*What you will do:*
What follows is a set of records; repeat all of them exactly.

%%

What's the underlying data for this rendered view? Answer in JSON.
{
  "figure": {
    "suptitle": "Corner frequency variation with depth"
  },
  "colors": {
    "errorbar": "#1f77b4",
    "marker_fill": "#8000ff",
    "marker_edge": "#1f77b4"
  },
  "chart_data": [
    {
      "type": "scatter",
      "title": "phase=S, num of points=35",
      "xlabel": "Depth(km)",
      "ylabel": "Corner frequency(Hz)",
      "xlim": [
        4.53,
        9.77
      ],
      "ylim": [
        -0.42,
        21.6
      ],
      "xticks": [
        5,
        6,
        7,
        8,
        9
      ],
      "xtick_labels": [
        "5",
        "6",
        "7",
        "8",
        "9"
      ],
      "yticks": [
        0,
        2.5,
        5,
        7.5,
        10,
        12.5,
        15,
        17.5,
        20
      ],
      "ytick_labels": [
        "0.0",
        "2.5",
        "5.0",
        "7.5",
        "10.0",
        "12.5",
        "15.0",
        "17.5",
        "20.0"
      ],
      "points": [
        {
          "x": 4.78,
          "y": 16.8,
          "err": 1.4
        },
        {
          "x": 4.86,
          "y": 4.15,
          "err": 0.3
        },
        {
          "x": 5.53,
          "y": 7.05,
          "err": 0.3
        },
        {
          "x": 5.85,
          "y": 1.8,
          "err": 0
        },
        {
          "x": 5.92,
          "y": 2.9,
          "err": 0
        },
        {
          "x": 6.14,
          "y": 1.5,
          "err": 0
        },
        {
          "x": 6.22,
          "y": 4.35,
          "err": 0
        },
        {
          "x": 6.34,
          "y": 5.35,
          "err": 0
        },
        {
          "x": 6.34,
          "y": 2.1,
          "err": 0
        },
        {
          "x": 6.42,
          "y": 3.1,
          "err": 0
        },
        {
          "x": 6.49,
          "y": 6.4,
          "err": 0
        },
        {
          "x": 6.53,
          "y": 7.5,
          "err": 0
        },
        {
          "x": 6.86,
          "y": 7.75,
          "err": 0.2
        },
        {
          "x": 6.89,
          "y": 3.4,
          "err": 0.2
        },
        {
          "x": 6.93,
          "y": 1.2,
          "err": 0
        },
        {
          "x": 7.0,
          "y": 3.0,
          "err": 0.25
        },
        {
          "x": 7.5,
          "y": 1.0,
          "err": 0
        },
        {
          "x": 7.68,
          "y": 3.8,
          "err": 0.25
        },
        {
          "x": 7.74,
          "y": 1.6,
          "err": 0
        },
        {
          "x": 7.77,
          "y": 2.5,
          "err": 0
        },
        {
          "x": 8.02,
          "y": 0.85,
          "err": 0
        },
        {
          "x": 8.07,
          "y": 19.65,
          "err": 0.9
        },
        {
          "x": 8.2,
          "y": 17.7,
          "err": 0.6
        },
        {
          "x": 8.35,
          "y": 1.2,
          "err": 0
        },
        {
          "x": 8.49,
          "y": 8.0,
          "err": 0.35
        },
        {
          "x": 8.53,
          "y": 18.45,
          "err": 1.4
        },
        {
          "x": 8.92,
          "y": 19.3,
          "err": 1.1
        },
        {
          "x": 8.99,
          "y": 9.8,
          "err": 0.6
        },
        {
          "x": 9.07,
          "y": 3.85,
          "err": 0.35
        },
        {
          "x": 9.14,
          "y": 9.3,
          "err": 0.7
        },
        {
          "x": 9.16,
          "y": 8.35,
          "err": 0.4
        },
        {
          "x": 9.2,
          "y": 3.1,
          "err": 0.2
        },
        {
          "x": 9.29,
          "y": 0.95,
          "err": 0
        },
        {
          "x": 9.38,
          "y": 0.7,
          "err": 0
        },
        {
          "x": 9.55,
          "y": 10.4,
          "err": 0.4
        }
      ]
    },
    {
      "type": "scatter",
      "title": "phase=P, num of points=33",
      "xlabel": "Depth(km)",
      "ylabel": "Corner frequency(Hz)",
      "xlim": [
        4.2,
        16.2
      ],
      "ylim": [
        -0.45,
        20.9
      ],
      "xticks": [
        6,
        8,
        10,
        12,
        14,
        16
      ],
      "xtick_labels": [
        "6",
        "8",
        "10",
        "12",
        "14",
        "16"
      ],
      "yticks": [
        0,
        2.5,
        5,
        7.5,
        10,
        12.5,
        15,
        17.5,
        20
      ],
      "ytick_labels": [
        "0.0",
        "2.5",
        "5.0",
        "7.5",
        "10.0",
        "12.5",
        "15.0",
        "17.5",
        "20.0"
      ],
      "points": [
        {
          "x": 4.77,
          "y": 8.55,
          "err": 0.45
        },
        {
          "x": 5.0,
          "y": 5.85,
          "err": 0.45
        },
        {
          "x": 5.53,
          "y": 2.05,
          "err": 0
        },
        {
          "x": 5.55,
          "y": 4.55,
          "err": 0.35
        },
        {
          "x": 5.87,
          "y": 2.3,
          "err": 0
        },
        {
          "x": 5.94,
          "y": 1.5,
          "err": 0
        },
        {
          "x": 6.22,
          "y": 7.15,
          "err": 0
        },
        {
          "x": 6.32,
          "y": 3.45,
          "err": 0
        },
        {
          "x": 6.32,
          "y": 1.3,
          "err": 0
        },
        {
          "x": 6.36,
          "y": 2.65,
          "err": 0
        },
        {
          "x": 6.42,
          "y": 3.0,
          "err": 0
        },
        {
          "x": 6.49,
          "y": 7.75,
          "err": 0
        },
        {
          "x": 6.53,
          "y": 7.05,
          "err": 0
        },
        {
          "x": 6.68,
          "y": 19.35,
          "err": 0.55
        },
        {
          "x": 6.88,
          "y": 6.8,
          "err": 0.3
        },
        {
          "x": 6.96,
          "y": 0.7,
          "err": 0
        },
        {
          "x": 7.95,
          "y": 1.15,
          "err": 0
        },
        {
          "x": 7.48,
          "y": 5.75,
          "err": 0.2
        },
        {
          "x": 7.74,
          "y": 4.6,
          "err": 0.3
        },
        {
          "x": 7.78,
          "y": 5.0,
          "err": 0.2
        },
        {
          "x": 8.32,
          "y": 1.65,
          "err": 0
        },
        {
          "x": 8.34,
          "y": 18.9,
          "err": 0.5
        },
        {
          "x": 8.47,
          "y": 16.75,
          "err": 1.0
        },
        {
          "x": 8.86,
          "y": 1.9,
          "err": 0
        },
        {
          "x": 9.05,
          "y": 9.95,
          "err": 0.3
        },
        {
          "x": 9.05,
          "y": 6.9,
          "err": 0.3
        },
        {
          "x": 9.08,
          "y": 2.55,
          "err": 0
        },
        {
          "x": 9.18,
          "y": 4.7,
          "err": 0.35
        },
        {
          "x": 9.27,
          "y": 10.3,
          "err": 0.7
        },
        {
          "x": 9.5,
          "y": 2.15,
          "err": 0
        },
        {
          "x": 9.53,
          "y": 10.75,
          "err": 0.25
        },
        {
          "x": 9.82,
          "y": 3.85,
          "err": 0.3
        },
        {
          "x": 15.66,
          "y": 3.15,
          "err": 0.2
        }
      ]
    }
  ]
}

%%

*Task answer:*
What's the underlying data for this rendered view? Answer in JSON.
{
  "figure": {
    "suptitle": "Corner frequency variation with depth"
  },
  "colors": {
    "errorbar": "#1f77b4",
    "marker_fill": "#8000ff",
    "marker_edge": "#1f77b4"
  },
  "chart_data": [
    {
      "type": "scatter",
      "title": "phase=S, num of points=35",
      "xlabel": "Depth(km)",
      "ylabel": "Corner frequency(Hz)",
      "xlim": [
        4.53,
        9.77
      ],
      "ylim": [
        -0.42,
        21.6
      ],
      "xticks": [
        5,
        6,
        7,
        8,
        9
      ],
      "xtick_labels": [
        "5",
        "6",
        "7",
        "8",
        "9"
      ],
      "yticks": [
        0,
        2.5,
        5,
        7.5,
        10,
        12.5,
        15,
        17.5,
        20
      ],
      "ytick_labels": [
        "0.0",
        "2.5",
        "5.0",
        "7.5",
        "10.0",
        "12.5",
        "15.0",
        "17.5",
        "20.0"
      ],
      "points": [
        {
          "x": 4.78,
          "y": 16.8,
          "err": 1.4
        },
        {
          "x": 4.86,
          "y": 4.15,
          "err": 0.3
        },
        {
          "x": 5.53,
          "y": 7.05,
          "err": 0.3
        },
        {
          "x": 5.85,
          "y": 1.8,
          "err": 0
        },
        {
          "x": 5.92,
          "y": 2.9,
          "err": 0
        },
        {
          "x": 6.14,
          "y": 1.5,
          "err": 0
        },
        {
          "x": 6.22,
          "y": 4.35,
          "err": 0
        },
        {
          "x": 6.34,
          "y": 5.35,
          "err": 0
        },
        {
          "x": 6.34,
          "y": 2.1,
          "err": 0
        },
        {
          "x": 6.42,
          "y": 3.1,
          "err": 0
        },
        {
          "x": 6.49,
          "y": 6.4,
          "err": 0
        },
        {
          "x": 6.53,
          "y": 7.5,
          "err": 0
        },
        {
          "x": 6.86,
          "y": 7.75,
          "err": 0.2
        },
        {
          "x": 6.89,
          "y": 3.4,
          "err": 0.2
        },
        {
          "x": 6.93,
          "y": 1.2,
          "err": 0
        },
        {
          "x": 7.0,
          "y": 3.0,
          "err": 0.25
        },
        {
          "x": 7.5,
          "y": 1.0,
          "err": 0
        },
        {
          "x": 7.68,
          "y": 3.8,
          "err": 0.25
        },
        {
          "x": 7.74,
          "y": 1.6,
          "err": 0
        },
        {
          "x": 7.77,
          "y": 2.5,
          "err": 0
        },
        {
          "x": 8.02,
          "y": 0.85,
          "err": 0
        },
        {
          "x": 8.07,
          "y": 19.65,
          "err": 0.9
        },
        {
          "x": 8.2,
          "y": 17.7,
          "err": 0.6
        },
        {
          "x": 8.35,
          "y": 1.2,
          "err": 0
        },
        {
          "x": 8.49,
          "y": 8.0,
          "err": 0.35
        },
        {
          "x": 8.53,
          "y": 18.45,
          "err": 1.4
        },
        {
          "x": 8.92,
          "y": 19.3,
          "err": 1.1
        },
        {
          "x": 8.99,
          "y": 9.8,
          "err": 0.6
        },
        {
          "x": 9.07,
          "y": 3.85,
          "err": 0.35
        },
        {
          "x": 9.14,
          "y": 9.3,
          "err": 0.7
        },
        {
          "x": 9.16,
          "y": 8.35,
          "err": 0.4
        },
        {
          "x": 9.2,
          "y": 3.1,
          "err": 0.2
        },
        {
          "x": 9.29,
          "y": 0.95,
          "err": 0
        },
        {
          "x": 9.38,
          "y": 0.7,
          "err": 0
        },
        {
          "x": 9.55,
          "y": 10.4,
          "err": 0.4
        }
      ]
    },
    {
      "type": "scatter",
      "title": "phase=P, num of points=33",
      "xlabel": "Depth(km)",
      "ylabel": "Corner frequency(Hz)",
      "xlim": [
        4.2,
        16.2
      ],
      "ylim": [
        -0.45,
        20.9
      ],
      "xticks": [
        6,
        8,
        10,
        12,
        14,
        16
      ],
      "xtick_labels": [
        "6",
        "8",
        "10",
        "12",
        "14",
        "16"
      ],
      "yticks": [
        0,
        2.5,
        5,
        7.5,
        10,
        12.5,
        15,
        17.5,
        20
      ],
      "ytick_labels": [
        "0.0",
        "2.5",
        "5.0",
        "7.5",
        "10.0",
        "12.5",
        "15.0",
        "17.5",
        "20.0"
      ],
      "points": [
        {
          "x": 4.77,
          "y": 8.55,
          "err": 0.45
        },
        {
          "x": 5.0,
          "y": 5.85,
          "err": 0.45
        },
        {
          "x": 5.53,
          "y": 2.05,
          "err": 0
        },
        {
          "x": 5.55,
          "y": 4.55,
          "err": 0.35
        },
        {
          "x": 5.87,
          "y": 2.3,
          "err": 0
        },
        {
          "x": 5.94,
          "y": 1.5,
          "err": 0
        },
        {
          "x": 6.22,
          "y": 7.15,
          "err": 0
        },
        {
          "x": 6.32,
          "y": 3.45,
          "err": 0
        },
        {
          "x": 6.32,
          "y": 1.3,
          "err": 0
        },
        {
          "x": 6.36,
          "y": 2.65,
          "err": 0
        },
        {
          "x": 6.42,
          "y": 3.0,
          "err": 0
        },
        {
          "x": 6.49,
          "y": 7.75,
          "err": 0
        },
        {
          "x": 6.53,
          "y": 7.05,
          "err": 0
        },
        {
          "x": 6.68,
          "y": 19.35,
          "err": 0.55
        },
        {
          "x": 6.88,
          "y": 6.8,
          "err": 0.3
        },
        {
          "x": 6.96,
          "y": 0.7,
          "err": 0
        },
        {
          "x": 7.95,
          "y": 1.15,
          "err": 0
        },
        {
          "x": 7.48,
          "y": 5.75,
          "err": 0.2
        },
        {
          "x": 7.74,
          "y": 4.6,
          "err": 0.3
        },
        {
          "x": 7.78,
          "y": 5.0,
          "err": 0.2
        },
        {
          "x": 8.32,
          "y": 1.65,
          "err": 0
        },
        {
          "x": 8.34,
          "y": 18.9,
          "err": 0.5
        },
        {
          "x": 8.47,
          "y": 16.75,
          "err": 1.0
        },
        {
          "x": 8.86,
          "y": 1.9,
          "err": 0
        },
        {
          "x": 9.05,
          "y": 9.95,
          "err": 0.3
        },
        {
          "x": 9.05,
          "y": 6.9,
          "err": 0.3
        },
        {
          "x": 9.08,
          "y": 2.55,
          "err": 0
        },
        {
          "x": 9.18,
          "y": 4.7,
          "err": 0.35
        },
        {
          "x": 9.27,
          "y": 10.3,
          "err": 0.7
        },
        {
          "x": 9.5,
          "y": 2.15,
          "err": 0
        },
        {
          "x": 9.53,
          "y": 10.75,
          "err": 0.25
        },
        {
          "x": 9.82,
          "y": 3.85,
          "err": 0.3
        },
        {
          "x": 15.66,
          "y": 3.15,
          "err": 0.2
        }
      ]
    }
  ]
}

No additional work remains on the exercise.